* [EXTRAIT DE PAGE]:
════
L’occasion est trop belle pour ne pas la rater. C’était le même jour, en 1940, il y a presque un siècle déjà. L’ombre longiligne du Général, homme au grand cou, se dépose avec conviction sur la France libre au coucher de soleil d’un des plus longs jours de l’année, même à Londres le solstice d’été fait son effet.

 

Pas seulement en temps difficiles, appels, manifestes et autres déclarations solennelles fleurissent partout sur la planète terre, peu importe la zone géographique et sa fertilité nutritionnelle pour maintenir en vie les vivants.

 

La zone des armes déjà engagées ou préparées pour un usage imminent est plus large que la terre qui nourrit, et à sa façon plus nutritionnelle, car plus mortifère, ce qui hélas revient au même du point de vue des effets en termes de moisson. 

 

Et la moisson est en effet plus abondante dans la mort que ce que les climats chauds et pluvieux peuvent offrir pour nourrir physiquement les vivants. Mais on objectera, avec cynisme, que s’il y a des morts c’est parce qu’il y a suffisamment de vivants pour l’étape suivante dans un jeu de roulette russe de la roue de la fortune.  

 

La vente des idées est universellement répandue ; c’est en leur nom que l’on prend position, au départ de façon verbale et plus ou moins pacifique, pour sortir parfois les cros, qui, eux font peur, ce n’est jamais un processus simple.

 

Il ne suffit pas d’avoir de la suite dans les idées, faut-il encore les mettre en musique, les armes servant d’instruments sur lesquels jouent les fantassins, cuirassés et autres bombardiers ; les musiciens de la discorde jouent l’hymne à la joie sous la baguette d’un remarquable chef d’orchestre.

 

On croirait entendre les puissances célestes se faire coucou avec celles de la terre, il n’y a pas mieux que, ne serait-ce qu’un léger coup de pouce de là-haut.

 

Les cros font peur parce que déjà à distance ils font mal, très mal, tellement mal que même le recours à l’anesthésie de la conscience n’est d’aucune efficacité.
════
* [INFORMATIONS ENREGISTRÉES]:
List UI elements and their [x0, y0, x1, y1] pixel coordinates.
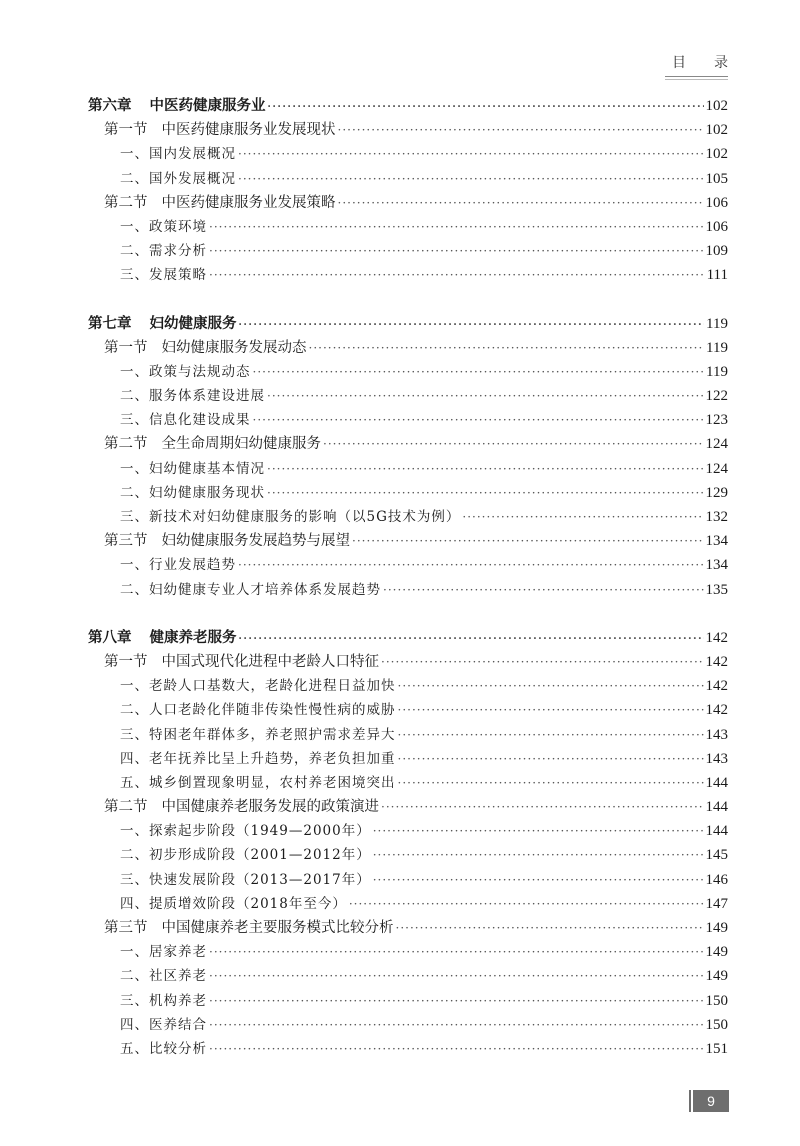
════
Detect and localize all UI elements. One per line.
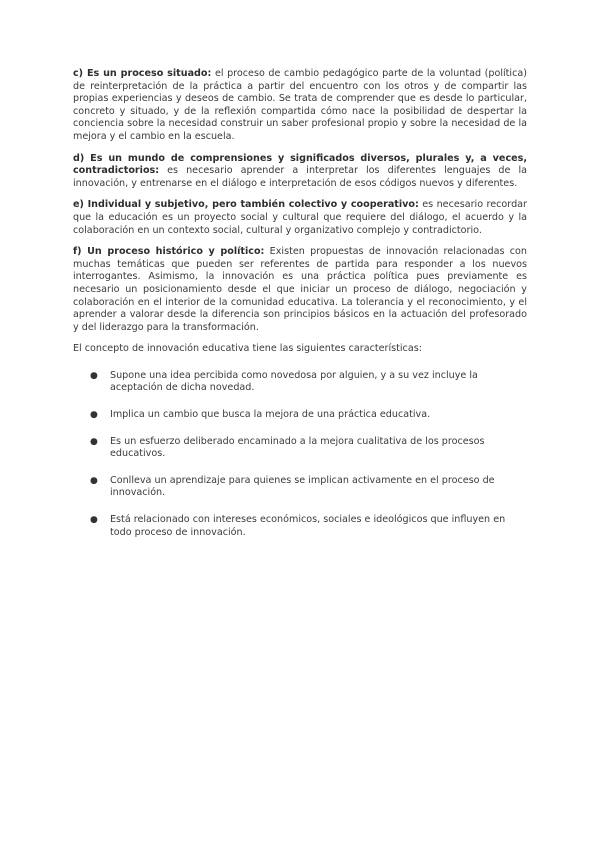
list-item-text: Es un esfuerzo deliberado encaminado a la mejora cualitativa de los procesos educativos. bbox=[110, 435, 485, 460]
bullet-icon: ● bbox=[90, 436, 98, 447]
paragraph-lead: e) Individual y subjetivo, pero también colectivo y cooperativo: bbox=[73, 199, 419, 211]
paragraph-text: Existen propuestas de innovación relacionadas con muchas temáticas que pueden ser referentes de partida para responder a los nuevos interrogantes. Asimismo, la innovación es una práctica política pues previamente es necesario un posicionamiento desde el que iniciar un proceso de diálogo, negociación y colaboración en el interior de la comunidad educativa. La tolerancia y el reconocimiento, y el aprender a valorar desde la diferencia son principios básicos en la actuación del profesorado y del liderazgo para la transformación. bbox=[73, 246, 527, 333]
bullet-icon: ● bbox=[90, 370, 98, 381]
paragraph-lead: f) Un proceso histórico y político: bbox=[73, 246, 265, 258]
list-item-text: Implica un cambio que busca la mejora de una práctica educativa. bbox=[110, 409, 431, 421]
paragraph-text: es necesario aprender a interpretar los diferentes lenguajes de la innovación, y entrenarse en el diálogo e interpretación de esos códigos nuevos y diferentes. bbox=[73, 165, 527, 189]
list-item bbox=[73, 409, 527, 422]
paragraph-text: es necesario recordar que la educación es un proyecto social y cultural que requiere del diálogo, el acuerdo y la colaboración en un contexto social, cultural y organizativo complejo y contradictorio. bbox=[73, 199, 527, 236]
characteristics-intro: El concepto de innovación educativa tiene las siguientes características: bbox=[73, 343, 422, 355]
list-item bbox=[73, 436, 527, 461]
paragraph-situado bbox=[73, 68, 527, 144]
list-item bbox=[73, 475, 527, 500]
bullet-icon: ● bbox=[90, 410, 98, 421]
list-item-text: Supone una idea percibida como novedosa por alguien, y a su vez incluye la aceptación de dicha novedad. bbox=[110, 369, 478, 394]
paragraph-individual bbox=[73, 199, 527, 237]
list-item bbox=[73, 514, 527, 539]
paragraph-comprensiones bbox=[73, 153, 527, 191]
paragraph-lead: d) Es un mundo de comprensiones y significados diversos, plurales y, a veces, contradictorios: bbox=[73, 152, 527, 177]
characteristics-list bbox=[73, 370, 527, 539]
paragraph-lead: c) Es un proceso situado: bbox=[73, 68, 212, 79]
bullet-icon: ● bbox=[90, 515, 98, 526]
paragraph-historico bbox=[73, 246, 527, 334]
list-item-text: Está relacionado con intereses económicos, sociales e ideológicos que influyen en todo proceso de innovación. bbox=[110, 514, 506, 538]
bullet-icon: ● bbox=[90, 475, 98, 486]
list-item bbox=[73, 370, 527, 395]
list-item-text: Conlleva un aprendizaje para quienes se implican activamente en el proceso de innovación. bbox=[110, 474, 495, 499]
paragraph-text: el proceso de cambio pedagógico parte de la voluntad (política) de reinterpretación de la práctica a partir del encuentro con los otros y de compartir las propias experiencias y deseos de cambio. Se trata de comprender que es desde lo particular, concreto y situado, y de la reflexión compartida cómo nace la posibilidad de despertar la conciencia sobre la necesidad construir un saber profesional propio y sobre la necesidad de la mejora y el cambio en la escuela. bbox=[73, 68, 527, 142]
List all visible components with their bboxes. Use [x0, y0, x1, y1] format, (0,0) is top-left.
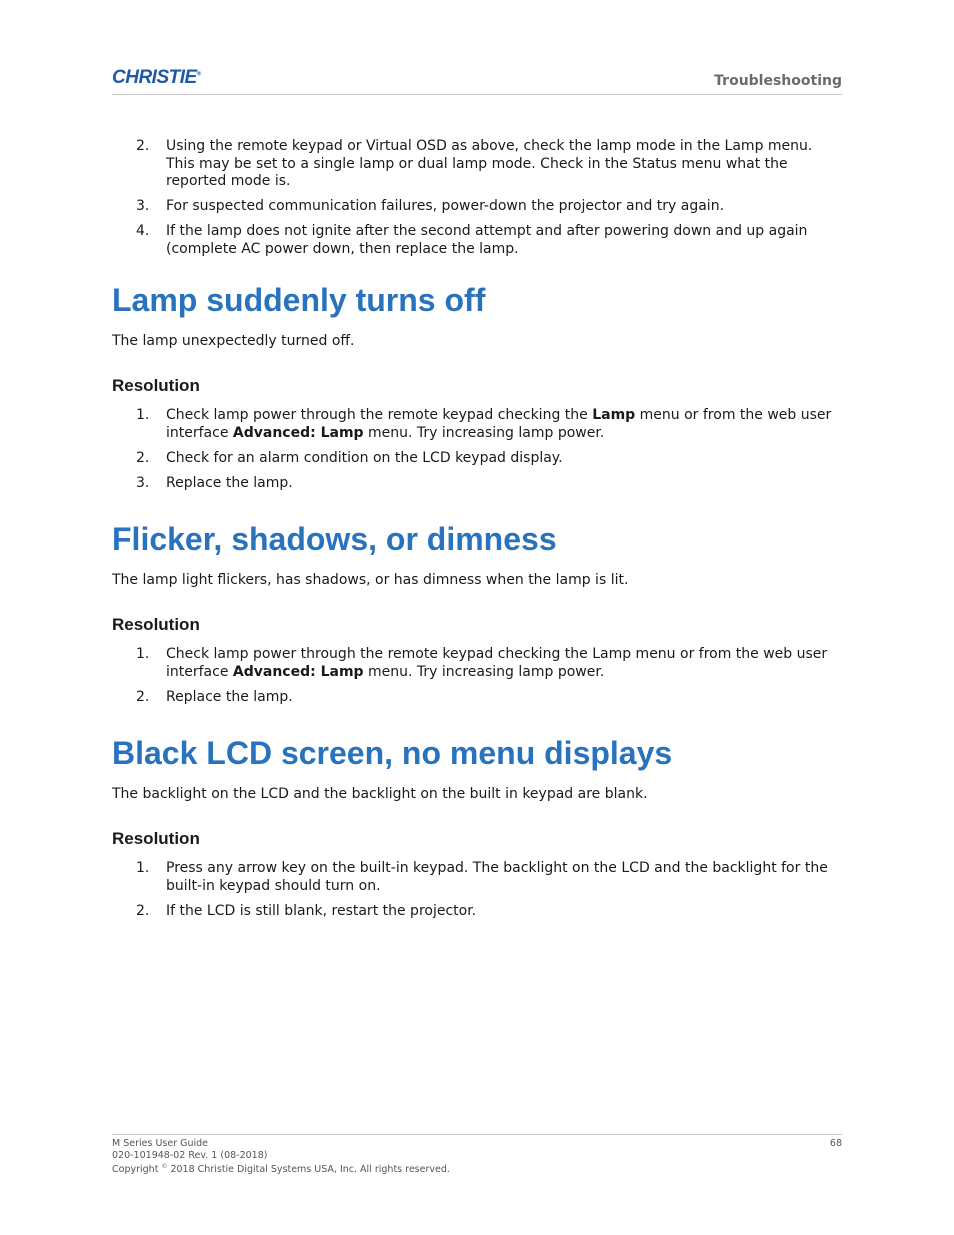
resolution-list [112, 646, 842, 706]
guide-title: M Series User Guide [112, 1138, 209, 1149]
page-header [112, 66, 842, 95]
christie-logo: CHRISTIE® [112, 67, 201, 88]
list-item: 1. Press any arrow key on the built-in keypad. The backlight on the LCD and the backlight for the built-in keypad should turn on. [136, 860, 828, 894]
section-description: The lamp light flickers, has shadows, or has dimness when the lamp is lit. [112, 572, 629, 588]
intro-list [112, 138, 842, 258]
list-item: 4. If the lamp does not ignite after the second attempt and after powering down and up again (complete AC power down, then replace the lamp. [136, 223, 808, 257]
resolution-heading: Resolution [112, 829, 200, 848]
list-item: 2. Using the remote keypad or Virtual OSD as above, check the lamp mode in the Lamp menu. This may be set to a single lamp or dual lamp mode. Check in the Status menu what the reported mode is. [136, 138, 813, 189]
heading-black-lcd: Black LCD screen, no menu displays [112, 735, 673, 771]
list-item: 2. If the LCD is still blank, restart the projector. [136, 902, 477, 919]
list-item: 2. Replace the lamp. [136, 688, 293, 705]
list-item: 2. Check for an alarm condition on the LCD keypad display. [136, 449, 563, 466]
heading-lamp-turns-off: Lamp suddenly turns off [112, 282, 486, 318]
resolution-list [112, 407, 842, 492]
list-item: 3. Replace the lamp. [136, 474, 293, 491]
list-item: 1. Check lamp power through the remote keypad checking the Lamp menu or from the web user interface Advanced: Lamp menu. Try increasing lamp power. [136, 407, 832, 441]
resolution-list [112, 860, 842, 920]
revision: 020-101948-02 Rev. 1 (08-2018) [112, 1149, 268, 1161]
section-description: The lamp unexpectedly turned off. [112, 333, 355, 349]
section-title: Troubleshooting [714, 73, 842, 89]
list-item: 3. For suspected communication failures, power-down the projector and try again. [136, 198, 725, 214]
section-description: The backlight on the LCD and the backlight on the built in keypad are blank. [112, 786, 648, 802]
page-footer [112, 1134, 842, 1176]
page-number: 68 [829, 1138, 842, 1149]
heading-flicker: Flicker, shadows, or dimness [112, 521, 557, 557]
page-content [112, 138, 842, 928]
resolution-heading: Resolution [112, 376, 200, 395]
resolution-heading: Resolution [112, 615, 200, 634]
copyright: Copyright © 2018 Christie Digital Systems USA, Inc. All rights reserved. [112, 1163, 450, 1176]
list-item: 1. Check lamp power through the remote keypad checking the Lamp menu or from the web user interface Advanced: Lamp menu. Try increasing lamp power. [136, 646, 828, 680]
════
* [DÉFIS]:
A. En quelle année se déroule l'événement évoqué au début de l'extrait de page ?
B. Reprenez mot pour mot tout ce qui va de « On croirait entendre » jusqu'à « n’est d’aucune efficacité. » dans l'extrait de page.

* [RÉPONSES FINALES]:
A. En 1940.

B.
On croirait entendre les puissances célestes se faire coucou avec celles de la terre, il n’y a pas mieux que, ne serait-ce qu’un léger coup de pouce de là-haut.

 

Les cros font peur parce que déjà à distance ils font mal, très mal, tellement mal que même le recours à l’anesthésie de la conscience n’est d’aucune efficacité.